→ **Given task 1**: In the passage on China's space station, swap "astronauts" for "crew members" and write the text out again, beginning at the words "After launching the" and stopping after "by next year.".
→ **Given task 2**: According to the passage on China's space station, what was the name of the first module China launched into orbit, and in what month?

→ **Given passage**:
⁂
China's taikonauts recently conducted their first spacewalk aboard the multi-module space station, Tiangong.
With the intentions of collecting samples from a near-Earth asteroid, additional lunar polar exploration missions,completion of space station before the next decade, China is pacing up space race.
Two decades ago, the first orbiting laboratory was launched. The international Space Station (ISS) by National Aeronautics and Space Administration (NASA) has been a constant habitat for humans in the lower Earth orbit (LEO). Twenty plus years after that China launched the core capsule of its space station this year, formally embarking on the “buildup of one of the humanity's largest and most sophisticated space-based facilities,” as stated by the China National Space Administration (CNSA).
After launching the first module, Tianhe, into the orbit in April, China also sent its first three astronauts, called the taikonauts to the space station in June for the next steps in its construction. Four crewed missions, out of the total of 11 are planned to finish the station by next year.
Over their three months stay, the taikonauts are expected to perform experiments while aboard the station as well as look into the maintenance and its preparation for the further modules.
⁂
→ **Stored rows**:
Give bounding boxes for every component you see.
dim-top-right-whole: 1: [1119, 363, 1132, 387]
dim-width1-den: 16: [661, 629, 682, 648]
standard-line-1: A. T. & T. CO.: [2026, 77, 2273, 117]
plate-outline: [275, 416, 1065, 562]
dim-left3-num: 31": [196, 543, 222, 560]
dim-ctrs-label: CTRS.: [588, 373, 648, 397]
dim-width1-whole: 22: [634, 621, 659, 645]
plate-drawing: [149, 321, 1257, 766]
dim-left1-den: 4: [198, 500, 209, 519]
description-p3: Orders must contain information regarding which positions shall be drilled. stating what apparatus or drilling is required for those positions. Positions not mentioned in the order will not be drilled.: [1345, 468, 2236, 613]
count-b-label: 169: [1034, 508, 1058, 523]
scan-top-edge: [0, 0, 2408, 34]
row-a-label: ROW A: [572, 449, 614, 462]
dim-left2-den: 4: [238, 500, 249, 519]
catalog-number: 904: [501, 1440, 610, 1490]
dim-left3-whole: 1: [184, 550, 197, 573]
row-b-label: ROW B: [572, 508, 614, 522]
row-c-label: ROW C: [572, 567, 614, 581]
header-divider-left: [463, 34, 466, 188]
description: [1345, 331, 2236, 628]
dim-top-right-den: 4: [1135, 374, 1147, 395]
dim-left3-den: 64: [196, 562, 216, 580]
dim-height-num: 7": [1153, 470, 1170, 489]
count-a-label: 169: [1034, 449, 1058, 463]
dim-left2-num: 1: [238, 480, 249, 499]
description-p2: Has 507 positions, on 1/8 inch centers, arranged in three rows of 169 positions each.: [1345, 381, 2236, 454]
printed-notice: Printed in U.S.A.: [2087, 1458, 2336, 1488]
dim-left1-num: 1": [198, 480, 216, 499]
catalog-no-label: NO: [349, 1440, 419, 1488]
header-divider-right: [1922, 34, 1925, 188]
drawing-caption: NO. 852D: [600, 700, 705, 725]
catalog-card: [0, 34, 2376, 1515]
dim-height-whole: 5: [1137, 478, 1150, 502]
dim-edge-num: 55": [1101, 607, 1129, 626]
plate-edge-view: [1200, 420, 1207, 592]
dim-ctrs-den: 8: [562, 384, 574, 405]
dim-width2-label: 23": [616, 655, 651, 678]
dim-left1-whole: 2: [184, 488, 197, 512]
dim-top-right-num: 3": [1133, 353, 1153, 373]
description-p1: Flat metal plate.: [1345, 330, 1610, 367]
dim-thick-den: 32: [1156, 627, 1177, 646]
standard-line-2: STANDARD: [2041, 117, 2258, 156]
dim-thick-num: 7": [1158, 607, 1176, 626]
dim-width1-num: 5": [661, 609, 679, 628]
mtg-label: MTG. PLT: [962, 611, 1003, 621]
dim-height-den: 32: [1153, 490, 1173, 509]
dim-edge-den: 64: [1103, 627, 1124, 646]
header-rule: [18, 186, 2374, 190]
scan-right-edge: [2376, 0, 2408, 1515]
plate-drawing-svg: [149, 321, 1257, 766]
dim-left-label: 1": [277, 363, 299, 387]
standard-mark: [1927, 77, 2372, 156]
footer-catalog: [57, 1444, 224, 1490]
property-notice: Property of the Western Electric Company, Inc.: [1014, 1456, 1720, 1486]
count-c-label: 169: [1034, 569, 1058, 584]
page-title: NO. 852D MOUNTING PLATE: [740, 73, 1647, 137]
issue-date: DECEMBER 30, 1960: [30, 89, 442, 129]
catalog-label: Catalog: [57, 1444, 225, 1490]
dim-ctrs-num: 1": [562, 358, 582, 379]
⁂
→ **Written response 1**:
After launching the first module, Tianhe, into the orbit in April, China also sent its first three crew members, called the taikonauts to the space station in June for the next steps in its construction. Four crewed missions, out of the total of 11 are planned to finish the station by next year.

→ **Written response 2**: Tianhe, launched in April.